Records for processing>

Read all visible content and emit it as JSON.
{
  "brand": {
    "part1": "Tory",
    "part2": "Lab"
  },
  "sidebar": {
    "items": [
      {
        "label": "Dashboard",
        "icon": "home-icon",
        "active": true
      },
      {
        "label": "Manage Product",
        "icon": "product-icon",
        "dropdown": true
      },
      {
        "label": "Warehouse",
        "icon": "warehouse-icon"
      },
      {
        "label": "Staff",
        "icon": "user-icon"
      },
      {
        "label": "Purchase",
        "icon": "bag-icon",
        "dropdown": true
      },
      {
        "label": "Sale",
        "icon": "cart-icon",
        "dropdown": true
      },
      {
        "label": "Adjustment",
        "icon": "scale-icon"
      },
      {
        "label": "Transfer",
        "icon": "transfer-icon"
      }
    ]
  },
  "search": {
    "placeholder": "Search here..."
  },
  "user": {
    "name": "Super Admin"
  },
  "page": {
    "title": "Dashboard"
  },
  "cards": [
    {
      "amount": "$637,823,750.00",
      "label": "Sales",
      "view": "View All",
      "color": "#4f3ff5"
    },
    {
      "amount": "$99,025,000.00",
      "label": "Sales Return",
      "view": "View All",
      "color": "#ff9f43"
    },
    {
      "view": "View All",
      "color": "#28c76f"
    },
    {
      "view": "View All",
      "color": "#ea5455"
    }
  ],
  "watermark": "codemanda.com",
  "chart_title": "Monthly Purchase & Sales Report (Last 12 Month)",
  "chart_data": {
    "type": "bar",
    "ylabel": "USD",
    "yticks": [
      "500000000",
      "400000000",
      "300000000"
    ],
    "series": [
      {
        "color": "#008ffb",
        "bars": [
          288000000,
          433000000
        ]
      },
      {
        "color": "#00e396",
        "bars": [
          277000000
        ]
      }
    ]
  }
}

Exercise description> Return all of the entries exactly as they were supplied.

Task output>
Read all visible content and emit it as JSON.
{
  "brand": {
    "part1": "Tory",
    "part2": "Lab"
  },
  "sidebar": {
    "items": [
      {
        "label": "Dashboard",
        "icon": "home-icon",
        "active": true
      },
      {
        "label": "Manage Product",
        "icon": "product-icon",
        "dropdown": true
      },
      {
        "label": "Warehouse",
        "icon": "warehouse-icon"
      },
      {
        "label": "Staff",
        "icon": "user-icon"
      },
      {
        "label": "Purchase",
        "icon": "bag-icon",
        "dropdown": true
      },
      {
        "label": "Sale",
        "icon": "cart-icon",
        "dropdown": true
      },
      {
        "label": "Adjustment",
        "icon": "scale-icon"
      },
      {
        "label": "Transfer",
        "icon": "transfer-icon"
      }
    ]
  },
  "search": {
    "placeholder": "Search here..."
  },
  "user": {
    "name": "Super Admin"
  },
  "page": {
    "title": "Dashboard"
  },
  "cards": [
    {
      "amount": "$637,823,750.00",
      "label": "Sales",
      "view": "View All",
      "color": "#4f3ff5"
    },
    {
      "amount": "$99,025,000.00",
      "label": "Sales Return",
      "view": "View All",
      "color": "#ff9f43"
    },
    {
      "view": "View All",
      "color": "#28c76f"
    },
    {
      "view": "View All",
      "color": "#ea5455"
    }
  ],
  "watermark": "codemanda.com",
  "chart_title": "Monthly Purchase & Sales Report (Last 12 Month)",
  "chart_data": {
    "type": "bar",
    "ylabel": "USD",
    "yticks": [
      "500000000",
      "400000000",
      "300000000"
    ],
    "series": [
      {
        "color": "#008ffb",
        "bars": [
          288000000,
          433000000
        ]
      },
      {
        "color": "#00e396",
        "bars": [
          277000000
        ]
      }
    ]
  }
}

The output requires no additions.